- **Dataset rows about figures**:
%%
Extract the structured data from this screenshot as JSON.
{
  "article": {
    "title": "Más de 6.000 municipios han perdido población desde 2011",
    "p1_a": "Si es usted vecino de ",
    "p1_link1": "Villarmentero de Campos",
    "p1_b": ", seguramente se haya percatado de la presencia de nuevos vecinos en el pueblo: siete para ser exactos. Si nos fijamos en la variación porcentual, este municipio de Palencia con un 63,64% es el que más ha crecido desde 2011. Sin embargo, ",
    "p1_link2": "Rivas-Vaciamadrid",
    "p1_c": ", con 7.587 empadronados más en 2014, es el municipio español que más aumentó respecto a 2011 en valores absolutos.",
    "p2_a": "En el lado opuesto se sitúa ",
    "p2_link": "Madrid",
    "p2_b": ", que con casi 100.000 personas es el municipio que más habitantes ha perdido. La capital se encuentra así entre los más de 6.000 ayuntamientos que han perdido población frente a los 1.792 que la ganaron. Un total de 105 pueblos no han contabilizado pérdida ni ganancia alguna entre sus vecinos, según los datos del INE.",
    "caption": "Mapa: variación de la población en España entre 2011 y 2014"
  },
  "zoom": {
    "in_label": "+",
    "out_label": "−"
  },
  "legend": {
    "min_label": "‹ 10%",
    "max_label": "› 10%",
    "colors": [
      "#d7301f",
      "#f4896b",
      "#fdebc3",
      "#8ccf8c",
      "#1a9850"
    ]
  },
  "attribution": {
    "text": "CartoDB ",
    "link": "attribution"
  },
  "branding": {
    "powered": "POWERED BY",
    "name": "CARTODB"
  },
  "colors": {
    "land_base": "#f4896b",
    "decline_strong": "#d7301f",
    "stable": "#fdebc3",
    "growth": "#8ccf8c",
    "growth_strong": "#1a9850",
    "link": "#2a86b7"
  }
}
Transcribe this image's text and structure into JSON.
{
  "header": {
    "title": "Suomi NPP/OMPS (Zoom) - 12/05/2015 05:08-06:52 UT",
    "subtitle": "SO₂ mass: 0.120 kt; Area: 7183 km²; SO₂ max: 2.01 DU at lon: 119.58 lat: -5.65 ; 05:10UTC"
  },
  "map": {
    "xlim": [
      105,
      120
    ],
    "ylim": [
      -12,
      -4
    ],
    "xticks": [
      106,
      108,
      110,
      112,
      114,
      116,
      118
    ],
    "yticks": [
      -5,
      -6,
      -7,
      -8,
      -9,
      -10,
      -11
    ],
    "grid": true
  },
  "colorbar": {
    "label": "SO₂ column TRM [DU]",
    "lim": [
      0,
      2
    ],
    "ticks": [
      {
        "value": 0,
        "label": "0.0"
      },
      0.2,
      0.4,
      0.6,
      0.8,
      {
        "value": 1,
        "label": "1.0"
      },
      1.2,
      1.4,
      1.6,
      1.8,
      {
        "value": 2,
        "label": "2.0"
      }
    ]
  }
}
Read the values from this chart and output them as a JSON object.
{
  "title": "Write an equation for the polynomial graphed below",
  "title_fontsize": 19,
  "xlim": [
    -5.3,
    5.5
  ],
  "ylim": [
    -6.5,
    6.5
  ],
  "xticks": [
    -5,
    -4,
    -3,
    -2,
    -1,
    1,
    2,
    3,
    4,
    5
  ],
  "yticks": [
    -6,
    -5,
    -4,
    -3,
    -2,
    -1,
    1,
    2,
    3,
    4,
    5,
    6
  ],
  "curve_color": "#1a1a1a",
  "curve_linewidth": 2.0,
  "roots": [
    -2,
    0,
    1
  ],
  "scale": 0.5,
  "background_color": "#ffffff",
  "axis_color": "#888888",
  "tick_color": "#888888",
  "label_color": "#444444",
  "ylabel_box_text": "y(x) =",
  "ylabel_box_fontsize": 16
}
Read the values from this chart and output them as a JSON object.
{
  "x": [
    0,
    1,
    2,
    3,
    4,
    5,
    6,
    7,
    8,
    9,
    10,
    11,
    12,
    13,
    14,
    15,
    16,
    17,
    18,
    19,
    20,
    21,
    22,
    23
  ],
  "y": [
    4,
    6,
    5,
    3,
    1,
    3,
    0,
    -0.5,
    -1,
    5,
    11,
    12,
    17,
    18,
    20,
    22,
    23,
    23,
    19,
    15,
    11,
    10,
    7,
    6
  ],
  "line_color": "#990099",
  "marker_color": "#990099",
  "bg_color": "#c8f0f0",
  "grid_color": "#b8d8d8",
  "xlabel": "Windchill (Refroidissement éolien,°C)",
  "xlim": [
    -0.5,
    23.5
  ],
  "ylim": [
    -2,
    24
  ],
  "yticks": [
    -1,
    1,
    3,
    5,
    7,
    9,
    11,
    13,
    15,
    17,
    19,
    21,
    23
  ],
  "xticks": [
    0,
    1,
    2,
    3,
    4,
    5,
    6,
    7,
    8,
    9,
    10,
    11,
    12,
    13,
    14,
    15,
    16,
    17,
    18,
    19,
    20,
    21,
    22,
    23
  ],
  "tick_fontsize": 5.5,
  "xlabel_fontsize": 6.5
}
%%
- **Given exercise**:
Write out every entry word for word.

- **Answer below**:
Extract the structured data from this screenshot as JSON.
{
  "article": {
    "title": "Más de 6.000 municipios han perdido población desde 2011",
    "p1_a": "Si es usted vecino de ",
    "p1_link1": "Villarmentero de Campos",
    "p1_b": ", seguramente se haya percatado de la presencia de nuevos vecinos en el pueblo: siete para ser exactos. Si nos fijamos en la variación porcentual, este municipio de Palencia con un 63,64% es el que más ha crecido desde 2011. Sin embargo, ",
    "p1_link2": "Rivas-Vaciamadrid",
    "p1_c": ", con 7.587 empadronados más en 2014, es el municipio español que más aumentó respecto a 2011 en valores absolutos.",
    "p2_a": "En el lado opuesto se sitúa ",
    "p2_link": "Madrid",
    "p2_b": ", que con casi 100.000 personas es el municipio que más habitantes ha perdido. La capital se encuentra así entre los más de 6.000 ayuntamientos que han perdido población frente a los 1.792 que la ganaron. Un total de 105 pueblos no han contabilizado pérdida ni ganancia alguna entre sus vecinos, según los datos del INE.",
    "caption": "Mapa: variación de la población en España entre 2011 y 2014"
  },
  "zoom": {
    "in_label": "+",
    "out_label": "−"
  },
  "legend": {
    "min_label": "‹ 10%",
    "max_label": "› 10%",
    "colors": [
      "#d7301f",
      "#f4896b",
      "#fdebc3",
      "#8ccf8c",
      "#1a9850"
    ]
  },
  "attribution": {
    "text": "CartoDB ",
    "link": "attribution"
  },
  "branding": {
    "powered": "POWERED BY",
    "name": "CARTODB"
  },
  "colors": {
    "land_base": "#f4896b",
    "decline_strong": "#d7301f",
    "stable": "#fdebc3",
    "growth": "#8ccf8c",
    "growth_strong": "#1a9850",
    "link": "#2a86b7"
  }
}
Transcribe this image's text and structure into JSON.
{
  "header": {
    "title": "Suomi NPP/OMPS (Zoom) - 12/05/2015 05:08-06:52 UT",
    "subtitle": "SO₂ mass: 0.120 kt; Area: 7183 km²; SO₂ max: 2.01 DU at lon: 119.58 lat: -5.65 ; 05:10UTC"
  },
  "map": {
    "xlim": [
      105,
      120
    ],
    "ylim": [
      -12,
      -4
    ],
    "xticks": [
      106,
      108,
      110,
      112,
      114,
      116,
      118
    ],
    "yticks": [
      -5,
      -6,
      -7,
      -8,
      -9,
      -10,
      -11
    ],
    "grid": true
  },
  "colorbar": {
    "label": "SO₂ column TRM [DU]",
    "lim": [
      0,
      2
    ],
    "ticks": [
      {
        "value": 0,
        "label": "0.0"
      },
      0.2,
      0.4,
      0.6,
      0.8,
      {
        "value": 1,
        "label": "1.0"
      },
      1.2,
      1.4,
      1.6,
      1.8,
      {
        "value": 2,
        "label": "2.0"
      }
    ]
  }
}
Read the values from this chart and output them as a JSON object.
{
  "title": "Write an equation for the polynomial graphed below",
  "title_fontsize": 19,
  "xlim": [
    -5.3,
    5.5
  ],
  "ylim": [
    -6.5,
    6.5
  ],
  "xticks": [
    -5,
    -4,
    -3,
    -2,
    -1,
    1,
    2,
    3,
    4,
    5
  ],
  "yticks": [
    -6,
    -5,
    -4,
    -3,
    -2,
    -1,
    1,
    2,
    3,
    4,
    5,
    6
  ],
  "curve_color": "#1a1a1a",
  "curve_linewidth": 2.0,
  "roots": [
    -2,
    0,
    1
  ],
  "scale": 0.5,
  "background_color": "#ffffff",
  "axis_color": "#888888",
  "tick_color": "#888888",
  "label_color": "#444444",
  "ylabel_box_text": "y(x) =",
  "ylabel_box_fontsize": 16
}
Read the values from this chart and output them as a JSON object.
{
  "x": [
    0,
    1,
    2,
    3,
    4,
    5,
    6,
    7,
    8,
    9,
    10,
    11,
    12,
    13,
    14,
    15,
    16,
    17,
    18,
    19,
    20,
    21,
    22,
    23
  ],
  "y": [
    4,
    6,
    5,
    3,
    1,
    3,
    0,
    -0.5,
    -1,
    5,
    11,
    12,
    17,
    18,
    20,
    22,
    23,
    23,
    19,
    15,
    11,
    10,
    7,
    6
  ],
  "line_color": "#990099",
  "marker_color": "#990099",
  "bg_color": "#c8f0f0",
  "grid_color": "#b8d8d8",
  "xlabel": "Windchill (Refroidissement éolien,°C)",
  "xlim": [
    -0.5,
    23.5
  ],
  "ylim": [
    -2,
    24
  ],
  "yticks": [
    -1,
    1,
    3,
    5,
    7,
    9,
    11,
    13,
    15,
    17,
    19,
    21,
    23
  ],
  "xticks": [
    0,
    1,
    2,
    3,
    4,
    5,
    6,
    7,
    8,
    9,
    10,
    11,
    12,
    13,
    14,
    15,
    16,
    17,
    18,
    19,
    20,
    21,
    22,
    23
  ],
  "tick_fontsize": 5.5,
  "xlabel_fontsize": 6.5
}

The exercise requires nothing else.